***** EXCERPTED DATA
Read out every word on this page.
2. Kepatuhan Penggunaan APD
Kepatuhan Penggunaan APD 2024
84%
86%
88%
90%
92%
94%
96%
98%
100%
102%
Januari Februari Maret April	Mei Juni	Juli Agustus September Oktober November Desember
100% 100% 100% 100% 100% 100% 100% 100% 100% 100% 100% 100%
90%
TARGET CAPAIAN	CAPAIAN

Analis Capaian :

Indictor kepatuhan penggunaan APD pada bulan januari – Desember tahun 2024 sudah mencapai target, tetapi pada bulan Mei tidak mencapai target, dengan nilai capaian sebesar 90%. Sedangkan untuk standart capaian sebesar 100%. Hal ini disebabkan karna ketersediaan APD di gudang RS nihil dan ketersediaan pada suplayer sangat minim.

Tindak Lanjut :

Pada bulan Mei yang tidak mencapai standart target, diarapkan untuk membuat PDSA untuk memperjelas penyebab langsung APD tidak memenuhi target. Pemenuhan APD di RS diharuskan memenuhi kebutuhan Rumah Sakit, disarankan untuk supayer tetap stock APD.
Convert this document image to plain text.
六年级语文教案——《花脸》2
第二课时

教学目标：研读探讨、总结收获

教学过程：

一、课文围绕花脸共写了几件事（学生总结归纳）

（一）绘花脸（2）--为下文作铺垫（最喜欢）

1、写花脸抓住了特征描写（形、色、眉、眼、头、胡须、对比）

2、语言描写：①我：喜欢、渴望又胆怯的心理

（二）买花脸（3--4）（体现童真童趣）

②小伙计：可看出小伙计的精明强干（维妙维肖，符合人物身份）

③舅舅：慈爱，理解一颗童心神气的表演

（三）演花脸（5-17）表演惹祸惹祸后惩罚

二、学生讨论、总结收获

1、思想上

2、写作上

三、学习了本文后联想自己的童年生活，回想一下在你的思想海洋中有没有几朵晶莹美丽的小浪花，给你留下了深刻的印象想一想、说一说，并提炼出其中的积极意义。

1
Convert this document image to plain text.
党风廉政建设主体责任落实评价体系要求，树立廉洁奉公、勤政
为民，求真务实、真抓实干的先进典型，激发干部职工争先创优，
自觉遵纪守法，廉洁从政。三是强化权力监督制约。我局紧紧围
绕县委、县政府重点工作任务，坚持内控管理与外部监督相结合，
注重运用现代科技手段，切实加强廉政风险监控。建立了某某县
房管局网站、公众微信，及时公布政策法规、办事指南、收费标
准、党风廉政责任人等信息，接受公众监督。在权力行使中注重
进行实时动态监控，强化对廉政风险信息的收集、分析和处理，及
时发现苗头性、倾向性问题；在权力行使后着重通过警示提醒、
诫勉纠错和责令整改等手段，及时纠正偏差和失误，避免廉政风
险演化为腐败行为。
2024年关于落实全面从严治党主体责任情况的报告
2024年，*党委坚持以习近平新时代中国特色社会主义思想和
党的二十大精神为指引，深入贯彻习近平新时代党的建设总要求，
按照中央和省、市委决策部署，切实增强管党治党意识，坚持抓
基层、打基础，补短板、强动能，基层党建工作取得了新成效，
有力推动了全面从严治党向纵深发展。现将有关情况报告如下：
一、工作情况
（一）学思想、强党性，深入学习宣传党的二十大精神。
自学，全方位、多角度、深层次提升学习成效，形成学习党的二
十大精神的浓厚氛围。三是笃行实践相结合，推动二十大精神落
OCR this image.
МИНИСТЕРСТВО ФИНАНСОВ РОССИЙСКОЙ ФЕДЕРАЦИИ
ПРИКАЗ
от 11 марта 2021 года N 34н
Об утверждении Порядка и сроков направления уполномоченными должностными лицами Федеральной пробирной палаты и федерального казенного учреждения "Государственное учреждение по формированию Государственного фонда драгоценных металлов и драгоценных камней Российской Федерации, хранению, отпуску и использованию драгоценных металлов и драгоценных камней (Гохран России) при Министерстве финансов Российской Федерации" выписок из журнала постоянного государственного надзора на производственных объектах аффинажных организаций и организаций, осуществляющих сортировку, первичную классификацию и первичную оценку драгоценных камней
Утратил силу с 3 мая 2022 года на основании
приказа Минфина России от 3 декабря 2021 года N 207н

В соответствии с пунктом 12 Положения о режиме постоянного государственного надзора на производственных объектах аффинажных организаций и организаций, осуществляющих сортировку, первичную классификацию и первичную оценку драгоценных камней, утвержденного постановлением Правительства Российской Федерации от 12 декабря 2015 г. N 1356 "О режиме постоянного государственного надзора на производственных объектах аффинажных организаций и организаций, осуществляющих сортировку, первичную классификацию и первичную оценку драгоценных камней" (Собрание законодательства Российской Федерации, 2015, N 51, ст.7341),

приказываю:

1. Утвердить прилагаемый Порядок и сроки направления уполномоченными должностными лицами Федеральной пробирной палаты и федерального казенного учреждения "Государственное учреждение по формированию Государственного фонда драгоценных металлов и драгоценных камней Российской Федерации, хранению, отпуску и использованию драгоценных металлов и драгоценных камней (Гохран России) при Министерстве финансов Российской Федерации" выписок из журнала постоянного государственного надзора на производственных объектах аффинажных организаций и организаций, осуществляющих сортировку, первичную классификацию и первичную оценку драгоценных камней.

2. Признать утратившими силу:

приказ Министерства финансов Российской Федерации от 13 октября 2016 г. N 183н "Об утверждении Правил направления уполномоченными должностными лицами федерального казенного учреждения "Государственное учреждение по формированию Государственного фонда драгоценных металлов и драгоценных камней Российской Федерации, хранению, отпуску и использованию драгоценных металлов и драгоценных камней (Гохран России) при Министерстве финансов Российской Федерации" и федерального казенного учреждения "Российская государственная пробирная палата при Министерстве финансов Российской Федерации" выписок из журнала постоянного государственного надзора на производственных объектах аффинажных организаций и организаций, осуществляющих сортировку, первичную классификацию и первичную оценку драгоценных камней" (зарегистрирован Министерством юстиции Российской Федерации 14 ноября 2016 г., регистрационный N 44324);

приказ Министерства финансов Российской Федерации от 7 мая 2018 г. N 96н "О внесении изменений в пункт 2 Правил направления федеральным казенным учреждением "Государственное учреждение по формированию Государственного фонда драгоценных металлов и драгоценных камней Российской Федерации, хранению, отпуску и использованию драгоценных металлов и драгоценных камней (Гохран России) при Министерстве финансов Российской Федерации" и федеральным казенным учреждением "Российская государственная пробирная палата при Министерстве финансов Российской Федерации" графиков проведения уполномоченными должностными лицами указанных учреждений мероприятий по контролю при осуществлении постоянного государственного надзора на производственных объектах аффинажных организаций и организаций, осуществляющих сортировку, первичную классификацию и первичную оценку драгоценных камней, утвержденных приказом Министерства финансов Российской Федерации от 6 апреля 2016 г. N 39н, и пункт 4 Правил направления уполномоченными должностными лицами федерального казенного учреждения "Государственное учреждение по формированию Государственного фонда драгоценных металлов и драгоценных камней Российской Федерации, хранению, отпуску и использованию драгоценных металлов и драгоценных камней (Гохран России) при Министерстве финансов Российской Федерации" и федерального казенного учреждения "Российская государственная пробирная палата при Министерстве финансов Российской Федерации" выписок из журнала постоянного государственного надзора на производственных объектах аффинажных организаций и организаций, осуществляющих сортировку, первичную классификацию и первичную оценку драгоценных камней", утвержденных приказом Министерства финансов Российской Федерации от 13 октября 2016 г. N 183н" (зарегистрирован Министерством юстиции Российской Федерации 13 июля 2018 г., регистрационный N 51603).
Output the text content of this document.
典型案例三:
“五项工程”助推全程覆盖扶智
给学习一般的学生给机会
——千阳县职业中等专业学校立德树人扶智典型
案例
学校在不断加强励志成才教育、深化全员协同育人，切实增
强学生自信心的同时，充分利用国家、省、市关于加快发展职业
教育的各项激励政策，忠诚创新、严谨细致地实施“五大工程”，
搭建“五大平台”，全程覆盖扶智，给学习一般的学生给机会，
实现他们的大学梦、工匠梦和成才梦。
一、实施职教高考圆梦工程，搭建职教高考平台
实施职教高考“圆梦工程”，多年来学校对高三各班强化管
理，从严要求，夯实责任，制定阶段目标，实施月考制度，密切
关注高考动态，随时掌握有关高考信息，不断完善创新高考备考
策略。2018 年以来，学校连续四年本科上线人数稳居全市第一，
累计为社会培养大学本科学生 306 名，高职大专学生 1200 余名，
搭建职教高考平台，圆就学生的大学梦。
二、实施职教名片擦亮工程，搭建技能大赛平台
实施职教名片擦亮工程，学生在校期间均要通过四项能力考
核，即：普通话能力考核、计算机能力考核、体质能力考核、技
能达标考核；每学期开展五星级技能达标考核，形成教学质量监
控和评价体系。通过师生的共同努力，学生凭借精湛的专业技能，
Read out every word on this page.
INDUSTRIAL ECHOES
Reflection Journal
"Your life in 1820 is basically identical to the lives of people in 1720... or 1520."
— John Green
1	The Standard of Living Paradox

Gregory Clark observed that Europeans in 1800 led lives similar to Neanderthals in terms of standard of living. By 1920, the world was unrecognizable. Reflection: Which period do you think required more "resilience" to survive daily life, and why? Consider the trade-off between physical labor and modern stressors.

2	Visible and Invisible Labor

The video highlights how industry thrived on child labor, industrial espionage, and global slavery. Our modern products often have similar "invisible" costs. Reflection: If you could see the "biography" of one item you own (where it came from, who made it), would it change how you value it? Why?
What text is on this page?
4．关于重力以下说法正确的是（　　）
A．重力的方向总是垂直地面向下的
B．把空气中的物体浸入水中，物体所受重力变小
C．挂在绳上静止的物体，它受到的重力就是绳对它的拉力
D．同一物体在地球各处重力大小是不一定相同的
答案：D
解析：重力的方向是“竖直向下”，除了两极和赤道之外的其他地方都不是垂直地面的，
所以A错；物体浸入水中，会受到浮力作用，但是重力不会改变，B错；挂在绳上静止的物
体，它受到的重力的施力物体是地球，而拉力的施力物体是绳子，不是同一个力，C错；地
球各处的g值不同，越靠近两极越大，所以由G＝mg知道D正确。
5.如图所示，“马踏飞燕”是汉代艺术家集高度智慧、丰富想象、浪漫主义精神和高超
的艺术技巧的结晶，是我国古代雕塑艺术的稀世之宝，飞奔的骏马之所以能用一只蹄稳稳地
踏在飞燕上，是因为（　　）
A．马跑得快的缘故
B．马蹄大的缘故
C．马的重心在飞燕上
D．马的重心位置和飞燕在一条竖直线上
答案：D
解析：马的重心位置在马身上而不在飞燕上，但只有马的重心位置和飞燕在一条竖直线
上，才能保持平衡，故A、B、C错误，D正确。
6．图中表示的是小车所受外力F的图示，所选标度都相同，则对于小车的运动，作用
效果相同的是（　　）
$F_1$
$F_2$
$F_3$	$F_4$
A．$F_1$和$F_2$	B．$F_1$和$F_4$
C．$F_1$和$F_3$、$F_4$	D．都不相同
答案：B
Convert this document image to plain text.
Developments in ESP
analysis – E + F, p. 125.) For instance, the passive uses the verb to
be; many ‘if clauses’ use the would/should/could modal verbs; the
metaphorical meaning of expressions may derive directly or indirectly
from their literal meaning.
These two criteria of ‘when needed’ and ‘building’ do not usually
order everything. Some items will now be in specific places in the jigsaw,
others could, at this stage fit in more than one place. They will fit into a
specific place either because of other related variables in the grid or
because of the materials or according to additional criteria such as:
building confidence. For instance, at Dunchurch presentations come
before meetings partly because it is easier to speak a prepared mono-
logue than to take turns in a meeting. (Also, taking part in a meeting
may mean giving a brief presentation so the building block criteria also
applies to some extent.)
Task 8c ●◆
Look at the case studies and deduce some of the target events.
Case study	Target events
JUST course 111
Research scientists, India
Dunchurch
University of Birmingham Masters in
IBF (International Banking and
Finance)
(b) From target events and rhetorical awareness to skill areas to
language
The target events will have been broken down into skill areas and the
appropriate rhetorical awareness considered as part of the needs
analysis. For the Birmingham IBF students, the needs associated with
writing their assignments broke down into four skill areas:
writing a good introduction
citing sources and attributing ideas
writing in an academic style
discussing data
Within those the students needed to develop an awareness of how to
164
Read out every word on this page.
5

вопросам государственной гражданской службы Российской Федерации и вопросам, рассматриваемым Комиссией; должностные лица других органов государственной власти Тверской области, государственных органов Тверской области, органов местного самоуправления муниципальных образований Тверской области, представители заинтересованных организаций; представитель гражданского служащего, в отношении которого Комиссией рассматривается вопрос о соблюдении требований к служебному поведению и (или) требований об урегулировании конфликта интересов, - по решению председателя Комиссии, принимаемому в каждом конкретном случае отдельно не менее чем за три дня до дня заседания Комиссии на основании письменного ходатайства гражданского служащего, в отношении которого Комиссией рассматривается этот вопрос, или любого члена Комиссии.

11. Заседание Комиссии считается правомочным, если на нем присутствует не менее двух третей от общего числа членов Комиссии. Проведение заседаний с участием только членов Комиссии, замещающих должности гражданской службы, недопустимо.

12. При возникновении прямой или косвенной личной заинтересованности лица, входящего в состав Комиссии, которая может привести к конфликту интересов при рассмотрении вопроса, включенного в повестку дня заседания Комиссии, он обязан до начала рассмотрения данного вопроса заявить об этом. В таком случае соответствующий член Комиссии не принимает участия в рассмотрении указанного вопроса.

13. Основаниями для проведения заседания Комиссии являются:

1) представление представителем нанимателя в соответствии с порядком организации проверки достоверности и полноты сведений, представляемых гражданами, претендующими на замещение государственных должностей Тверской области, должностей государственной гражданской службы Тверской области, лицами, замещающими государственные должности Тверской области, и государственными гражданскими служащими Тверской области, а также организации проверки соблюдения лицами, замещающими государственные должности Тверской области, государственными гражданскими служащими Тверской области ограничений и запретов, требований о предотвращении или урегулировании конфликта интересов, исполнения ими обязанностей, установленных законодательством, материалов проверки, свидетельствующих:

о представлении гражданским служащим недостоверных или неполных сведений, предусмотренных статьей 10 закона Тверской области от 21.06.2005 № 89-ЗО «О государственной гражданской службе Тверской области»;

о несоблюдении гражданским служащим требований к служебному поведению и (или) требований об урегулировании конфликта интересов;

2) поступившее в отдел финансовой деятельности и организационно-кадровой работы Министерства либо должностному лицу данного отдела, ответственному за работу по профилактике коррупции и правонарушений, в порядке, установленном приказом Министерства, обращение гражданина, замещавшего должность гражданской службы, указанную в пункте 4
**********
* **PROBLEM**: Read through the lines above and collect those that contain the string "into".

* **RESULT**:
others could, at this stage fit in more than one place. They will fit into a
The target events will have been broken down into skill areas and the
writing their assignments broke down into four skill areas:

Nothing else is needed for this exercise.